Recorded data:
[START]

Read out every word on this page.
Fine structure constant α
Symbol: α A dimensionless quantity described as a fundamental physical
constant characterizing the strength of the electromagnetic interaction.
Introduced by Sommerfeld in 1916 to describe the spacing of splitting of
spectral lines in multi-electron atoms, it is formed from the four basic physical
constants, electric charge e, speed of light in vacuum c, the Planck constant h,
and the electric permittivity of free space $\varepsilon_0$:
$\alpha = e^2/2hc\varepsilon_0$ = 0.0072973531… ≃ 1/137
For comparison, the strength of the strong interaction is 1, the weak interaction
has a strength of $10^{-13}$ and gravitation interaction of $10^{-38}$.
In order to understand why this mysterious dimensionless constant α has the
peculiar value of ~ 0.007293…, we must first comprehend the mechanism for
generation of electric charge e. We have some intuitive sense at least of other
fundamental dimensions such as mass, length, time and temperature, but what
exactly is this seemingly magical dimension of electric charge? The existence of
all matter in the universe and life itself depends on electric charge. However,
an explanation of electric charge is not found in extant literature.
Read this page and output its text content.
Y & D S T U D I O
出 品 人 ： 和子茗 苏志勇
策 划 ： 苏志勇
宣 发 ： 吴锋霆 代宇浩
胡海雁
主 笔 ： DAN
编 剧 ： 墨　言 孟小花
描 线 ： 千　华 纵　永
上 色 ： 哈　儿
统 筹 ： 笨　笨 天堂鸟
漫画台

[END]

_Your instructions_
Set down all of the entries exactly, please.

_Result_
Read out every word on this page.
Fine structure constant α
Symbol: α A dimensionless quantity described as a fundamental physical
constant characterizing the strength of the electromagnetic interaction.
Introduced by Sommerfeld in 1916 to describe the spacing of splitting of
spectral lines in multi-electron atoms, it is formed from the four basic physical
constants, electric charge e, speed of light in vacuum c, the Planck constant h,
and the electric permittivity of free space $\varepsilon_0$:
$\alpha = e^2/2hc\varepsilon_0$ = 0.0072973531… ≃ 1/137
For comparison, the strength of the strong interaction is 1, the weak interaction
has a strength of $10^{-13}$ and gravitation interaction of $10^{-38}$.
In order to understand why this mysterious dimensionless constant α has the
peculiar value of ~ 0.007293…, we must first comprehend the mechanism for
generation of electric charge e. We have some intuitive sense at least of other
fundamental dimensions such as mass, length, time and temperature, but what
exactly is this seemingly magical dimension of electric charge? The existence of
all matter in the universe and life itself depends on electric charge. However,
an explanation of electric charge is not found in extant literature.
Read this page and output its text content.
Y & D S T U D I O
出 品 人 ： 和子茗 苏志勇
策 划 ： 苏志勇
宣 发 ： 吴锋霆 代宇浩
胡海雁
主 笔 ： DAN
编 剧 ： 墨　言 孟小花
描 线 ： 千　华 纵　永
上 色 ： 哈　儿
统 筹 ： 笨　笨 天堂鸟
漫画台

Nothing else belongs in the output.